* _DATA LINES_:
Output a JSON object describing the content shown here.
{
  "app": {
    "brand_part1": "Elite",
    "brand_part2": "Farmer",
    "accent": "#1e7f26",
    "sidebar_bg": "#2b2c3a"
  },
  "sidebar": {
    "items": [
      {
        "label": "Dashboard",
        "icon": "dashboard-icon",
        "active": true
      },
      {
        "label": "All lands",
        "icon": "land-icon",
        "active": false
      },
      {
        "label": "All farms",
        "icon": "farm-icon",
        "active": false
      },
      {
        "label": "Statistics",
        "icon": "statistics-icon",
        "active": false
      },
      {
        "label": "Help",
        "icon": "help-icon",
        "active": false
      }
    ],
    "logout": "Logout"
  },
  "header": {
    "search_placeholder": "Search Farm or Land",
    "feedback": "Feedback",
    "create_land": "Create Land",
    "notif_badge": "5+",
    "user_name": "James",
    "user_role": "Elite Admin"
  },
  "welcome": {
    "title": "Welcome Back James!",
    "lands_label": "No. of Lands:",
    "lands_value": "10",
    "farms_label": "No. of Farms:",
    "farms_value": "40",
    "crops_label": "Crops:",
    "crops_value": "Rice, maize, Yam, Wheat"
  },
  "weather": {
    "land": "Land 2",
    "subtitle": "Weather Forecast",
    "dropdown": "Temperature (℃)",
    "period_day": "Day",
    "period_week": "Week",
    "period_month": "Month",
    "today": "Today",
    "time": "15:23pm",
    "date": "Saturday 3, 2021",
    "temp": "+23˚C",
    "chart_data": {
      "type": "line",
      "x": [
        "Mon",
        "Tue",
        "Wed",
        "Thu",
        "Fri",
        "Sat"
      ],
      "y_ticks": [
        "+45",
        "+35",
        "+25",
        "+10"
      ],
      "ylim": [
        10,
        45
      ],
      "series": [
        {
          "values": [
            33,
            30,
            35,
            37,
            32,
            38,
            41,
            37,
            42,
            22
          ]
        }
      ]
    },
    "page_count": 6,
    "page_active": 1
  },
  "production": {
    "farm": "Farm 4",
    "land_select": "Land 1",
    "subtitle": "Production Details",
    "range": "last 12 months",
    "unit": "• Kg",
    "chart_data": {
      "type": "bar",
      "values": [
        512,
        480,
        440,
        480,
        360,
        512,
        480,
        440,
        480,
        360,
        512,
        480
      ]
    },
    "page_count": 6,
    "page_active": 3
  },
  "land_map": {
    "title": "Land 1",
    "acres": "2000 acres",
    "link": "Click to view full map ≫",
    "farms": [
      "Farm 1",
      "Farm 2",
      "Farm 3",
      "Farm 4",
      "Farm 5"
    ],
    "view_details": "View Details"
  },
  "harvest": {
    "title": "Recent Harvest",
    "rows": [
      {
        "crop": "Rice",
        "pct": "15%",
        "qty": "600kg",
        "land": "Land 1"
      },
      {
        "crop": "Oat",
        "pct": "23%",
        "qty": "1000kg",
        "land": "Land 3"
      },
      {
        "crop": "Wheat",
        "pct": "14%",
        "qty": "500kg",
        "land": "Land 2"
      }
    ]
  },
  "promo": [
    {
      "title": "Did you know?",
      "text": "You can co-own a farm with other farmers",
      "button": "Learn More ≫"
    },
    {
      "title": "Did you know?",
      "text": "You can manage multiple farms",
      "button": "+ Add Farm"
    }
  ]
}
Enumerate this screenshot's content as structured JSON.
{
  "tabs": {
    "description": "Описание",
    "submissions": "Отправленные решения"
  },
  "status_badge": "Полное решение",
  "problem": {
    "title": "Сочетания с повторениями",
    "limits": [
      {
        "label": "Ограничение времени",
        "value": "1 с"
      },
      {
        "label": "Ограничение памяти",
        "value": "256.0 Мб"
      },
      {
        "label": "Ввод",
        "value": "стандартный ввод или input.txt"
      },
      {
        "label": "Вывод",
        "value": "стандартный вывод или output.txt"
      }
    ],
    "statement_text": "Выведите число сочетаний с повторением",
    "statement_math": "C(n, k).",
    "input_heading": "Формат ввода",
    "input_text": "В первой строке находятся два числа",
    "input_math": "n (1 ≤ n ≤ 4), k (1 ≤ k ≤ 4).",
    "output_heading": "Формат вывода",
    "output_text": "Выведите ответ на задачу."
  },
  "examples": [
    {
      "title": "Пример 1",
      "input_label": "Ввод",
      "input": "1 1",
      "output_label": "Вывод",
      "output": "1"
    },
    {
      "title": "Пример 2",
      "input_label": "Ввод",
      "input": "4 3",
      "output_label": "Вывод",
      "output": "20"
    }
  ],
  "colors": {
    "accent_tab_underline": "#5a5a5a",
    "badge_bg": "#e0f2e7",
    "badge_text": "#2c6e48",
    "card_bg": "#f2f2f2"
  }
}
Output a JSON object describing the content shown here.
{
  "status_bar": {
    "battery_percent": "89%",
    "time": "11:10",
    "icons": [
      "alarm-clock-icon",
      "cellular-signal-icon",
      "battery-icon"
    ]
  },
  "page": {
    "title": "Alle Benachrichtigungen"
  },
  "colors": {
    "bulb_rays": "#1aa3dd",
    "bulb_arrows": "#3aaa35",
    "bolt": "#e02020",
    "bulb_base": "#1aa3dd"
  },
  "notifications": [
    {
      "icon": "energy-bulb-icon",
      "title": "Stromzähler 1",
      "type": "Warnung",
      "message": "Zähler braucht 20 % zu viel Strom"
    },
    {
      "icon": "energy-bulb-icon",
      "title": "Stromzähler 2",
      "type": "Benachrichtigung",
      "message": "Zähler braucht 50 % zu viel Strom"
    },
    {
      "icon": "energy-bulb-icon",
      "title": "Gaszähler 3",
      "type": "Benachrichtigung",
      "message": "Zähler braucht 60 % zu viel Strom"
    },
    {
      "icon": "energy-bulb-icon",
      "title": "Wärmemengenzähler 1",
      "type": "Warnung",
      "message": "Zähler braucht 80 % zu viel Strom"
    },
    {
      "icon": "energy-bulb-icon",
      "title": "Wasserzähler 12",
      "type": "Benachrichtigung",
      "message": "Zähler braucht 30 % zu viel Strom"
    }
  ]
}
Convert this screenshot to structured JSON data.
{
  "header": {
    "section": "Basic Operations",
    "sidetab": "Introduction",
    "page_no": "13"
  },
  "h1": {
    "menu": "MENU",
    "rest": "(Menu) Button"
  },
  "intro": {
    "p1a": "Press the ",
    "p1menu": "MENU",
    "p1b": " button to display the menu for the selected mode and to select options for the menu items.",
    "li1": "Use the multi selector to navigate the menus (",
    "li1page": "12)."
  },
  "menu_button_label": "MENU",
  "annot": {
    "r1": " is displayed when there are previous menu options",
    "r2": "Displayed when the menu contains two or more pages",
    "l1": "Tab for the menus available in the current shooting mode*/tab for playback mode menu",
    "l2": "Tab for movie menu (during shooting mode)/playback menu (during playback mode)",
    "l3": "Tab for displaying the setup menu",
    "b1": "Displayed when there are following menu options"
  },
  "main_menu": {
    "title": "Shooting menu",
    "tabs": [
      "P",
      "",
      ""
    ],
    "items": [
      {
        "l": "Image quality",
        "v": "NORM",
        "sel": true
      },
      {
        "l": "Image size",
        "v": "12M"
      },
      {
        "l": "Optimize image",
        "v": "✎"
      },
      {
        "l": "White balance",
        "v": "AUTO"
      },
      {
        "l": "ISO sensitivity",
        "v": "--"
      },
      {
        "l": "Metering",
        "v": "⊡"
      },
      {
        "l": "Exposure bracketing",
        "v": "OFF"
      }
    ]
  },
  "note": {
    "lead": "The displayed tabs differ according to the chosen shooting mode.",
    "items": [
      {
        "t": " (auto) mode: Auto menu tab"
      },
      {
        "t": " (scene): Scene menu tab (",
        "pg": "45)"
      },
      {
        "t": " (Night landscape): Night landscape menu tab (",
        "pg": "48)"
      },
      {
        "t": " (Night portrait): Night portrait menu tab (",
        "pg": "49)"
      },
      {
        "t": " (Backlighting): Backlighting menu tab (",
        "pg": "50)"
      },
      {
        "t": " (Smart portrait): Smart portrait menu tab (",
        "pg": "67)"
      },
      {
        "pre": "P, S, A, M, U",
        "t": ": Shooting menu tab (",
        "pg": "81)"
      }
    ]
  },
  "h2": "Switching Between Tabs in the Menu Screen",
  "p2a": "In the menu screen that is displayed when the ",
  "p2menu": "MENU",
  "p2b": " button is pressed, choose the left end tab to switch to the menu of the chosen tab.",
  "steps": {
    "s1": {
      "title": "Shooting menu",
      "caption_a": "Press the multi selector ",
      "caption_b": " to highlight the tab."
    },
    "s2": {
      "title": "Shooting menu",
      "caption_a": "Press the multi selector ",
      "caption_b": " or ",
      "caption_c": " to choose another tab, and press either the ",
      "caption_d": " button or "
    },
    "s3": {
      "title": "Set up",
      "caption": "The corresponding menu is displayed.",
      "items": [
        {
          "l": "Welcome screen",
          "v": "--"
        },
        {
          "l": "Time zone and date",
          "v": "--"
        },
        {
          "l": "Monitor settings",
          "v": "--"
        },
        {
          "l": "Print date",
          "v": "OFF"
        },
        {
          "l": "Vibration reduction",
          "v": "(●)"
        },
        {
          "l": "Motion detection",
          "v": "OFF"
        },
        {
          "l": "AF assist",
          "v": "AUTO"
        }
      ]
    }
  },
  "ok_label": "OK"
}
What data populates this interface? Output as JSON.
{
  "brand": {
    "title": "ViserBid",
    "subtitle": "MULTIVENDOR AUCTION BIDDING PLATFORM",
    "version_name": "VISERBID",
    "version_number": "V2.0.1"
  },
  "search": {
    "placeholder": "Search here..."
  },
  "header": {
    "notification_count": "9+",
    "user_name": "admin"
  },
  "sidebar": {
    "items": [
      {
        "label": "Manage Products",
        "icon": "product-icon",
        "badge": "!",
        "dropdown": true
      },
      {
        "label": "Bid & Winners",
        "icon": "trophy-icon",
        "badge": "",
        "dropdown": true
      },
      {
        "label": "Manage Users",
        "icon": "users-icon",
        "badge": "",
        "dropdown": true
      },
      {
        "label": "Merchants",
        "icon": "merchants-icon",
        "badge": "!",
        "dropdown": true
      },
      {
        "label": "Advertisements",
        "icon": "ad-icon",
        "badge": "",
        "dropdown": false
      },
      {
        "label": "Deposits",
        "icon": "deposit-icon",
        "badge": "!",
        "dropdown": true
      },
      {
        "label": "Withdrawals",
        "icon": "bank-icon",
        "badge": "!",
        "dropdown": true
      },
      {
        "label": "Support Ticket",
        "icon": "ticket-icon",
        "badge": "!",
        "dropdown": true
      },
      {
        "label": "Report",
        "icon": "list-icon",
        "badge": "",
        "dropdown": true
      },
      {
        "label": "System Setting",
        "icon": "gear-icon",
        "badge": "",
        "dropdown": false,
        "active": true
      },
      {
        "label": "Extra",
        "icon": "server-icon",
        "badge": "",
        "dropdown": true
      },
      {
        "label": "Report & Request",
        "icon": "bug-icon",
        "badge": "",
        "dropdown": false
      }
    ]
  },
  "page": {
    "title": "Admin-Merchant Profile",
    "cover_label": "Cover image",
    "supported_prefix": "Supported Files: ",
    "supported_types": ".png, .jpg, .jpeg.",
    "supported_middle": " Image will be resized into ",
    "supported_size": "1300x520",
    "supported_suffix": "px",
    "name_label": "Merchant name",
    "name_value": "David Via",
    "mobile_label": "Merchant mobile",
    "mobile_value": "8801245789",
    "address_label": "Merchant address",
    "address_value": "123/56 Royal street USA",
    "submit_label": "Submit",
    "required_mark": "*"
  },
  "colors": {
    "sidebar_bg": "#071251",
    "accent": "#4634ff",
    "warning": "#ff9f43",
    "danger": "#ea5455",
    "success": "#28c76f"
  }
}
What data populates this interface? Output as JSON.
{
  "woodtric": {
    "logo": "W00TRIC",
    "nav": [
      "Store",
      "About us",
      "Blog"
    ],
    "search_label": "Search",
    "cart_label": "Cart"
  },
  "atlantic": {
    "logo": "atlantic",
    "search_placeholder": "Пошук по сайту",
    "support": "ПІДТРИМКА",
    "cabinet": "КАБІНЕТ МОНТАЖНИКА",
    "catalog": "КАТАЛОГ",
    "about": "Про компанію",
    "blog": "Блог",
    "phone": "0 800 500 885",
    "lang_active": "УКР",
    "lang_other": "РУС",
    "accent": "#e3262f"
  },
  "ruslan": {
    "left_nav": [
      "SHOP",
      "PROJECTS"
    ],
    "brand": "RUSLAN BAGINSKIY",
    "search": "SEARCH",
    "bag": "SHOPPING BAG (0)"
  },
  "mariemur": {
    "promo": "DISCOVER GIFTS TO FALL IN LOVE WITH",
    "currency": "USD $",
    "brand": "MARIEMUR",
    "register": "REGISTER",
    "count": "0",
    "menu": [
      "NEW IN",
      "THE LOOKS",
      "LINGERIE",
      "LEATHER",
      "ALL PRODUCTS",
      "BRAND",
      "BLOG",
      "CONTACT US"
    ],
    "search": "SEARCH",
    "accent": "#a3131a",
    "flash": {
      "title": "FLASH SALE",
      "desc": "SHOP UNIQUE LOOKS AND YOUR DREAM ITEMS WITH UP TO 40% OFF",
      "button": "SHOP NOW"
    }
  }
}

* _DIRECTIONS FOR THIS TASK_:
Return each line that includes "choose".

* _WRITTEN RESPONSE_:
  "p2b": " button is pressed, choose the left end tab to switch to the menu of the chosen tab.",
      "caption_c": " to choose another tab, and press either the ",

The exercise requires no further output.